Condense the paragraph of the Arctic waterbirds text that begins "There are an estimated 123 million waterbirds" into a bulleted list of its main facts.

Given text:
- - - -
There are an estimated 123 million waterbirds of 153 species breeding in the Arctic. Arctic waterbirds are overall in decline, despite a few taxonomic and regional exceptions. The reasons are often manifold, mainly because all Arctic waterbirds are migratory and are exposed to threats along the flyways that connect almost all global sites, apart from inner Antarctica through their migration routes. They are messengers from the Arctic and as such must be considered of global concern. On the one hand, this view allows Arctic waterbirds to reveal the state of global coastal and inland wetlands and report as suitable indicators to the CBD (Convention of Biological Diversity) 2010 and other global and regional convention targets. But the migratory habits of these birds also pose a huge challenge to their protection and conservation. Despite their general declines, there are some notable taxonomic exceptions (geese and many gulls) and regional differences. Although they spend most of their lifetime outside the Arctic region, the relatively short period of breeding and rearing the young leaves them particularly vulnerable and exposes them to a harsh and changing Arctic environment. In addition to the recently accelerating economic development of some Arctic areas, rapid climate change puts enormous pressure on the breeding birds. Overharvesting of Arctic waterbirds, mostly outside the Arctic, is also to blame for large-scale declines. The Arctic has a relatively high proportion of protected areas. However, many waterbird species are not sufficiently covered by the protected areas network. Also, many protected areas do not fully protect waterbirds within their legislation or are lacking management. Last, because of their long migratory flyway routes, key stopover sites are often insufficiently protected, leaving most waterbirds vulnerable to threats at least at one key stopover or wintering site.
- - - -
Given data:
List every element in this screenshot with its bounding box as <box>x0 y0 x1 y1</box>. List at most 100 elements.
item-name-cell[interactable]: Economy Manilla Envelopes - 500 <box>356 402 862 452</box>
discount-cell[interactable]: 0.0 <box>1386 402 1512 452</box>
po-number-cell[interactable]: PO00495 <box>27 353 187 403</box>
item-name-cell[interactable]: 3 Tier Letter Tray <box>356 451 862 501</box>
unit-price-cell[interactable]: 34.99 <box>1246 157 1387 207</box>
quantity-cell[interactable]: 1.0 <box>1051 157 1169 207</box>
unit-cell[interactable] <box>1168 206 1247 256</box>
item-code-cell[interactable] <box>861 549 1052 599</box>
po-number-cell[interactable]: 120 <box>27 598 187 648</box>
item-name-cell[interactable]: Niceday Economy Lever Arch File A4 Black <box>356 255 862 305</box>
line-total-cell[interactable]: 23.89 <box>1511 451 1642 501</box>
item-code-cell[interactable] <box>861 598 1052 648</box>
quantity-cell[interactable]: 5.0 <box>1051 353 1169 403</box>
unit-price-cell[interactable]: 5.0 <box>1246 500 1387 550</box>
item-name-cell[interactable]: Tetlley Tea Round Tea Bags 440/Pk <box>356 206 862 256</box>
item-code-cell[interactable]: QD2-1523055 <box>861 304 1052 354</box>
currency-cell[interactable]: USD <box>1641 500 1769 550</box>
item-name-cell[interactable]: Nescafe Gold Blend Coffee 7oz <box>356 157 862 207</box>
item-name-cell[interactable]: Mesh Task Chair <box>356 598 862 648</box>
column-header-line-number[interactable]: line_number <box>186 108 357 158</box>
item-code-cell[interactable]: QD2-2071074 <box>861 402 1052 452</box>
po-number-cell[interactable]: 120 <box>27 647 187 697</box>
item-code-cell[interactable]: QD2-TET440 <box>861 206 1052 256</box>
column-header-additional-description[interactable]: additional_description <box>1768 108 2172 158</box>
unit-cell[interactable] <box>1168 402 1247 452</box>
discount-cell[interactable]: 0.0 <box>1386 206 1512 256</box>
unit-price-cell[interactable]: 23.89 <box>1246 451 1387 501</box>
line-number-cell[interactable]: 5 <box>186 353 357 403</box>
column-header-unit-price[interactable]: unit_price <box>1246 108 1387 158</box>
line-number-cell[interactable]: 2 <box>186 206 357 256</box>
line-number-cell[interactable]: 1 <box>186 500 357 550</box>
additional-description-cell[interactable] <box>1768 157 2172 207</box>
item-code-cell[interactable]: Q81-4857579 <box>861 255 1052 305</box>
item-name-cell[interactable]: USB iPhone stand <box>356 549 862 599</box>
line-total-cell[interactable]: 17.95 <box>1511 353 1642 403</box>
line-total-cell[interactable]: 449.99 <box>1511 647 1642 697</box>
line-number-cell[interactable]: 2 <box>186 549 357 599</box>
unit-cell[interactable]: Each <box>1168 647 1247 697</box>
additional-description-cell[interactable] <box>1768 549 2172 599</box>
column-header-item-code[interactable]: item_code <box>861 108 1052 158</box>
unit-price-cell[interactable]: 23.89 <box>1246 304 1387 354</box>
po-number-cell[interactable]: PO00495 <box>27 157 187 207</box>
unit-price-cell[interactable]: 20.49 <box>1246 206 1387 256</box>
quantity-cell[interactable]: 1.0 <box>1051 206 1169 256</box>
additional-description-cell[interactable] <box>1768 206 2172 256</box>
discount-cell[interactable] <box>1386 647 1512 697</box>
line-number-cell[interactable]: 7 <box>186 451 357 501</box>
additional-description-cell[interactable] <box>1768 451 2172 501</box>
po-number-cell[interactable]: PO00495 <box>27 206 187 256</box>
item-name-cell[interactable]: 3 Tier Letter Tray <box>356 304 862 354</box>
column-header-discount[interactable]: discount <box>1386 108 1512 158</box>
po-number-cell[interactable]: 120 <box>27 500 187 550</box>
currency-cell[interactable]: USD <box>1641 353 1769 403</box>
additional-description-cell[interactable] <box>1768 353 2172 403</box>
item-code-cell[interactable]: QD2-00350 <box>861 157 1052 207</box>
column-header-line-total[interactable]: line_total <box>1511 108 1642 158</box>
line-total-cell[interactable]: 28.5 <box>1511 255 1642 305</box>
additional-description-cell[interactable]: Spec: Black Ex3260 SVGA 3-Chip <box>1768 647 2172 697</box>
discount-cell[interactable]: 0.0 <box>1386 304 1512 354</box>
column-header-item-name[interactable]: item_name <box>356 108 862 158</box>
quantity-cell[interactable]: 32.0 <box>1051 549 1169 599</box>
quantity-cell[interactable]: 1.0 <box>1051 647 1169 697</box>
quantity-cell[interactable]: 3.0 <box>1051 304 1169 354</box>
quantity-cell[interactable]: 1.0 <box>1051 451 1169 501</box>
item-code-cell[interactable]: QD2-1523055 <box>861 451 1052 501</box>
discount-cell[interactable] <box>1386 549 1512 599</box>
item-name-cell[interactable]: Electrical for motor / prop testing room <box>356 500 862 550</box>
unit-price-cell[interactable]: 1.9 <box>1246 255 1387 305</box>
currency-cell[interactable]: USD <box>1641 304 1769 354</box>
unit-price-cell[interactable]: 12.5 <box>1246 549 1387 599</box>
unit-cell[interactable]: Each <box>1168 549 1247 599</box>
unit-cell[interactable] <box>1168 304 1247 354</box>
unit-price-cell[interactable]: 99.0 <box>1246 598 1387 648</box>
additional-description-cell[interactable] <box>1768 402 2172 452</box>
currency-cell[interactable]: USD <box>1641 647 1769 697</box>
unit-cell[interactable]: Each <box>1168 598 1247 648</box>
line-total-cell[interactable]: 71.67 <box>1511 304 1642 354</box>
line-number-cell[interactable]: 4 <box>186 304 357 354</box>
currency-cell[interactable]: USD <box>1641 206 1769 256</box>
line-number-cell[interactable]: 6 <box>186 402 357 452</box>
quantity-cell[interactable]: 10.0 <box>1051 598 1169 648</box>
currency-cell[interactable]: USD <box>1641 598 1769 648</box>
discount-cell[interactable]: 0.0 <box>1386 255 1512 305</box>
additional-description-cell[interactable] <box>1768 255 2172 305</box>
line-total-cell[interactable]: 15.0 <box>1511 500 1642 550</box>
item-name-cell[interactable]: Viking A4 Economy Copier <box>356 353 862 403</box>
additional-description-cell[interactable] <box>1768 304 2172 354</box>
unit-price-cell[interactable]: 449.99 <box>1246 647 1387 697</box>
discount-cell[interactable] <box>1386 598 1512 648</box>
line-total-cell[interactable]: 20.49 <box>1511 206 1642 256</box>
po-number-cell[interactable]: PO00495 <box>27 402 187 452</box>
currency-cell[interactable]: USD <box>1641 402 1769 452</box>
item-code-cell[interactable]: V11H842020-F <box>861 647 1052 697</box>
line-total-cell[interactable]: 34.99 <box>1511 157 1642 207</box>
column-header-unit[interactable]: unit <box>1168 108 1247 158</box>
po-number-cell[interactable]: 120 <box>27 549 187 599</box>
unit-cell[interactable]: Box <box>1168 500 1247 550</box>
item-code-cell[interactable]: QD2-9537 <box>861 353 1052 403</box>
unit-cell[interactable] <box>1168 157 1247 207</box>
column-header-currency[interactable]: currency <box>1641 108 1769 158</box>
- - - -
Response area:
- About 123 million waterbirds of 153 species breed in the Arctic.
- Arctic waterbirds are declining overall. Geese, many gulls and some regions are exceptions.
- All are migratory. Their flyways reach almost every part of the globe except inner Antarctica, so they face threats along these routes and are of global concern.
- They can indicate the state of the world's coastal and inland wetlands and can serve as indicators for the CBD 2010 targets and other convention targets. Their migration, however, makes them hard to protect.
- Although they spend most of their lives outside the Arctic, their short breeding and rearing period there leaves them vulnerable to a harsh, changing environment.
- Rapid climate change and accelerating economic development in some Arctic areas put heavy pressure on breeding birds.
- Overharvesting, mostly outside the Arctic, contributes to large-scale declines.
- The Arctic has a relatively high share of protected areas. However, many species are not adequately covered, many areas lack full legal protection for waterbirds or lack management, and key stopover sites are often poorly protected. As a result, most species are exposed to threats at one or more key stopover or wintering sites.